→ WHAT IS BEING ASKED
Wherever "parlato" appears in a line, list that line.

Extracted records
____

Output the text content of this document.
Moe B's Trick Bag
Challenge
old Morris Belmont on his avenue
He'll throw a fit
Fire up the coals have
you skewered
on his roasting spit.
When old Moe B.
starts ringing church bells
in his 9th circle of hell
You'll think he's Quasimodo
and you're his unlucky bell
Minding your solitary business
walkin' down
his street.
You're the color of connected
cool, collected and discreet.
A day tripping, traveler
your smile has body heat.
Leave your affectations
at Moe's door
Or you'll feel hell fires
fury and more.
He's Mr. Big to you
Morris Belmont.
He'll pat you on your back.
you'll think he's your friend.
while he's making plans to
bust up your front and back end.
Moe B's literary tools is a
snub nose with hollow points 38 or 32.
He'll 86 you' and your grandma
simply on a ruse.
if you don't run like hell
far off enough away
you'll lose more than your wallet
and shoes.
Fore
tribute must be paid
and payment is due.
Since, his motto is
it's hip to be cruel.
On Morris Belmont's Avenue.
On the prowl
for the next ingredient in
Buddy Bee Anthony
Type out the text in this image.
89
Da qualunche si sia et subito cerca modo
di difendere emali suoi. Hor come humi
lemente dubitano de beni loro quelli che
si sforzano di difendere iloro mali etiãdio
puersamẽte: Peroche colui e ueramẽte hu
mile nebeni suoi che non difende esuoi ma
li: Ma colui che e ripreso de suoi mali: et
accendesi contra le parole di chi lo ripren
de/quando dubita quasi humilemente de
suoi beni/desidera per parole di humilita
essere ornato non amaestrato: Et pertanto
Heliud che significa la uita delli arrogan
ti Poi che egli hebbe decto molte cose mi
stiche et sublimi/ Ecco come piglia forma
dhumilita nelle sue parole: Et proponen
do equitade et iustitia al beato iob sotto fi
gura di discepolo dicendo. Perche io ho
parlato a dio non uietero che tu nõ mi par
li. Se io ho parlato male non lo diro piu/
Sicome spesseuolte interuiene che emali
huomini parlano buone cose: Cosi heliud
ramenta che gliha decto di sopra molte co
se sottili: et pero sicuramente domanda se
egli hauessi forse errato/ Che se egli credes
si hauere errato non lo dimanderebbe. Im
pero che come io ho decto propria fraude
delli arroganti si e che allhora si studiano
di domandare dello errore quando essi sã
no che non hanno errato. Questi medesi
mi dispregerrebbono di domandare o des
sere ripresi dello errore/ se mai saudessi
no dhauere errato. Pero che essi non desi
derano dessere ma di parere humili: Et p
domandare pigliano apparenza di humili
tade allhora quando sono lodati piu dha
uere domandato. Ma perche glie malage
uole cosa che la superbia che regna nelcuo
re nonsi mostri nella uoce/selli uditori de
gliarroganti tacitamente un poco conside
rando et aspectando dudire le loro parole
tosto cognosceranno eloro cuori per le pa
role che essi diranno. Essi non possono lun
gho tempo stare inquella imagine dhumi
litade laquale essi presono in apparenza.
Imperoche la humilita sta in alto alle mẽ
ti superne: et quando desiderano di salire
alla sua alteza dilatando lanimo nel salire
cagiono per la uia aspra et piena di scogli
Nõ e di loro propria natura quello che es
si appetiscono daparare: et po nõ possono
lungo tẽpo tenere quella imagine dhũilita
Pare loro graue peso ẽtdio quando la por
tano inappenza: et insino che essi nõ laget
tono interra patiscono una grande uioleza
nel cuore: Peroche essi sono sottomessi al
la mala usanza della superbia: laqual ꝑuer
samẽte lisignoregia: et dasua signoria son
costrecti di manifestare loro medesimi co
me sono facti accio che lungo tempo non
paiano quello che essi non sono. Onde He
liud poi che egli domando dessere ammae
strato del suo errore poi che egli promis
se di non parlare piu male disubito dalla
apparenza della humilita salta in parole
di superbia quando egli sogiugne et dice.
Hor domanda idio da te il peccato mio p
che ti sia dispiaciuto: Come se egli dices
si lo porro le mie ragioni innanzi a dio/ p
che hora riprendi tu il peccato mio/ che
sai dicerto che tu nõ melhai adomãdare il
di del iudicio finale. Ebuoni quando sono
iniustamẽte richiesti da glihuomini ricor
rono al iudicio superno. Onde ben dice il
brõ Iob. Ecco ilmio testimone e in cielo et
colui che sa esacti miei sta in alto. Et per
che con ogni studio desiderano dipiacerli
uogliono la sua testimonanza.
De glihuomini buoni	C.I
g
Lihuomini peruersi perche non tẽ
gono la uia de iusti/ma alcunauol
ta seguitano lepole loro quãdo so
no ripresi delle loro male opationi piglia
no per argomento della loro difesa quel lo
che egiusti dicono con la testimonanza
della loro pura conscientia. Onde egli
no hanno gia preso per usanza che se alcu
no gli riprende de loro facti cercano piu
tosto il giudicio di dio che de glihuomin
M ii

____

→ ANSWER TO THE TASK
parlato a dio non uietero che tu nõ mi par
li. Se io ho parlato male non lo diro piu/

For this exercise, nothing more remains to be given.